[Instruction] Only a number is wanted: how many lines in the records below contain "Warszawa"?

[Data for this task]
[BEGIN]

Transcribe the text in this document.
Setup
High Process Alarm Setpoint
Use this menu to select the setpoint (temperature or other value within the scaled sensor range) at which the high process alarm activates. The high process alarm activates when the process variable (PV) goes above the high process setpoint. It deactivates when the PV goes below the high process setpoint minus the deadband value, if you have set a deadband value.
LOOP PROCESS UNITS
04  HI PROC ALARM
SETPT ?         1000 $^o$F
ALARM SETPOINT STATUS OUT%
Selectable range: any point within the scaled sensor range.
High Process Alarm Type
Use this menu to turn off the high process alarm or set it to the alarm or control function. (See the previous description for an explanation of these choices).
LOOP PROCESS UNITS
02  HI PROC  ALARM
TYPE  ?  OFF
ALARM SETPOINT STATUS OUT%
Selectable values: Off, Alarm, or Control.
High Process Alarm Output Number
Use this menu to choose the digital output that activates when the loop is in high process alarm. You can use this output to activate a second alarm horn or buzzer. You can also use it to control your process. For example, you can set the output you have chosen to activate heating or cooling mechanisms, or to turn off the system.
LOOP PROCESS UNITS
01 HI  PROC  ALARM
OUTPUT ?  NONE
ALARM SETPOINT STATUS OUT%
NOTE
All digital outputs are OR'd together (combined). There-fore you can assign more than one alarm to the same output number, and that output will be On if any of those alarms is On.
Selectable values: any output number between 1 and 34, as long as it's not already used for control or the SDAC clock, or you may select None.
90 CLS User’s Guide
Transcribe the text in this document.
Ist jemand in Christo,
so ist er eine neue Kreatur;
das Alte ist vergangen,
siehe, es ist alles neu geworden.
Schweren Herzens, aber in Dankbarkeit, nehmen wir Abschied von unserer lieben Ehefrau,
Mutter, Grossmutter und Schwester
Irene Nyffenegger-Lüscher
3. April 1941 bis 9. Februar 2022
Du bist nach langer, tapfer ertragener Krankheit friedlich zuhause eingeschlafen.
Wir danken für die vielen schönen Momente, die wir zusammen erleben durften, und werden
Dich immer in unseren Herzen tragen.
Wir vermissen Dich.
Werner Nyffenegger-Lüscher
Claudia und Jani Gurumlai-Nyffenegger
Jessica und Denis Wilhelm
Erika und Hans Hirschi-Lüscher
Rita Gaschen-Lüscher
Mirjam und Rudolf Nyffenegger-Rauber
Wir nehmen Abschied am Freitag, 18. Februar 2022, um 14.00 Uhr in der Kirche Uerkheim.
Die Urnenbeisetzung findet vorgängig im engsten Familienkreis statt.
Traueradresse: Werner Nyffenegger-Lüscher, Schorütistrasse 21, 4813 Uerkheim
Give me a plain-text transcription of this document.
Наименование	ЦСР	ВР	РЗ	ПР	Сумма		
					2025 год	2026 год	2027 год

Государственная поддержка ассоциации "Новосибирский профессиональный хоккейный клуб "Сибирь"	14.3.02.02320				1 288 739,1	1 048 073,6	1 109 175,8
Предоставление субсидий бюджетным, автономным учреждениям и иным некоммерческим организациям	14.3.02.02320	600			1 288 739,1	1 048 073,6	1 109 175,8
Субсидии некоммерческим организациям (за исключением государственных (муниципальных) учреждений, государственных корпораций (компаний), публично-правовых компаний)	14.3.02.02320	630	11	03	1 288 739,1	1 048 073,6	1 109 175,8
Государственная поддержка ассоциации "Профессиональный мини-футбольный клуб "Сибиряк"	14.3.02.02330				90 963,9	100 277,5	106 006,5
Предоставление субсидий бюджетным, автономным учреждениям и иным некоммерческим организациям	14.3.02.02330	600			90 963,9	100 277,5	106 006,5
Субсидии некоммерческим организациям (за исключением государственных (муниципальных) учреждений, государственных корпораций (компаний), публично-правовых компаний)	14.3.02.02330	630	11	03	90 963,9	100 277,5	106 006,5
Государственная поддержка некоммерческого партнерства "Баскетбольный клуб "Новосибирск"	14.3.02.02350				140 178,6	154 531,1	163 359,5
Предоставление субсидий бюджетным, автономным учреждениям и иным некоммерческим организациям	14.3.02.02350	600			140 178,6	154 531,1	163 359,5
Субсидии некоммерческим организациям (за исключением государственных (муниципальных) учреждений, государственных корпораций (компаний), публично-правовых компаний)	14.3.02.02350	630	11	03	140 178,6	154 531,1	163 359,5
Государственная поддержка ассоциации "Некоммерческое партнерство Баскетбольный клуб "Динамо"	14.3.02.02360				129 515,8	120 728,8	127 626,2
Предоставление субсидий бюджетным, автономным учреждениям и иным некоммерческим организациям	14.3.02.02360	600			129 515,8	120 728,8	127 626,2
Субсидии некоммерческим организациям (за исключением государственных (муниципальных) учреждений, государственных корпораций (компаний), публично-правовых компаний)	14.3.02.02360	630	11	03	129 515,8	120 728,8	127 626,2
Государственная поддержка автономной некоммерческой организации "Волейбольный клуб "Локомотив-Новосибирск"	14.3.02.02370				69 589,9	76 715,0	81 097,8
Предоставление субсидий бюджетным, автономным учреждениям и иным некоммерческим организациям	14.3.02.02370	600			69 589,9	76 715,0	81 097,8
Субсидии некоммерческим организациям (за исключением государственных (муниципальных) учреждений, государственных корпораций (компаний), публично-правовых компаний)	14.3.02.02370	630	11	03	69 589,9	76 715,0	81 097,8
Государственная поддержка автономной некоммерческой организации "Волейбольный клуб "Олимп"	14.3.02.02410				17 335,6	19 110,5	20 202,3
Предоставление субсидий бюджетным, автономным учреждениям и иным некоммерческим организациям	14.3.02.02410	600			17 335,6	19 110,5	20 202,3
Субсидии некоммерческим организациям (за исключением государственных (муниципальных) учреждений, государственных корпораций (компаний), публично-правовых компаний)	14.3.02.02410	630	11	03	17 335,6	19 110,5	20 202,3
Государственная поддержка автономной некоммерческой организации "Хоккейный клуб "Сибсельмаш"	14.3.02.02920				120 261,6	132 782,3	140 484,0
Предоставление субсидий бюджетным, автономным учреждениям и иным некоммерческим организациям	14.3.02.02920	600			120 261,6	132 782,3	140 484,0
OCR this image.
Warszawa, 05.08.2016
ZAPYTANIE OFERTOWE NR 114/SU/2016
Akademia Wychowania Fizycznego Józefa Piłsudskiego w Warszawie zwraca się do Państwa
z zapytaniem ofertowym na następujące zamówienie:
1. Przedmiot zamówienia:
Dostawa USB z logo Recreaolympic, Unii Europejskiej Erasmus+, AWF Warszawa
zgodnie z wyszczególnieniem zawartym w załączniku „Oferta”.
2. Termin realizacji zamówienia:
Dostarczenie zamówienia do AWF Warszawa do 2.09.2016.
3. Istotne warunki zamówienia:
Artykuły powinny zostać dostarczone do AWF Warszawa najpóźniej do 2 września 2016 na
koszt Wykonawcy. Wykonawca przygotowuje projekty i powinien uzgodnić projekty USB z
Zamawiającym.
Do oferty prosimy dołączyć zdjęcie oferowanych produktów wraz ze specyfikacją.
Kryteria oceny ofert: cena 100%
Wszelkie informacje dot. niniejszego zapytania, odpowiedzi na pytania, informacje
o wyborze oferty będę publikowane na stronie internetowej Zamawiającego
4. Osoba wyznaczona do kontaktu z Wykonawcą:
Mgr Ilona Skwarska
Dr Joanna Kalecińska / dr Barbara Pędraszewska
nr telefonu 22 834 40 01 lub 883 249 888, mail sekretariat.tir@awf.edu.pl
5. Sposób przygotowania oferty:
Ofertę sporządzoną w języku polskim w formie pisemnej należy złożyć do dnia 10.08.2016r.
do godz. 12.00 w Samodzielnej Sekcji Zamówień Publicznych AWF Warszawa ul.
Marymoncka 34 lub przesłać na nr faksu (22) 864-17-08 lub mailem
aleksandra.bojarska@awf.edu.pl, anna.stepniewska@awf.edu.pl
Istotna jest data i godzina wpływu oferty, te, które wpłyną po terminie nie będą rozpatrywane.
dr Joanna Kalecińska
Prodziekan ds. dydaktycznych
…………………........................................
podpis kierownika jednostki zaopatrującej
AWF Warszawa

[END]

[Exercise output] 6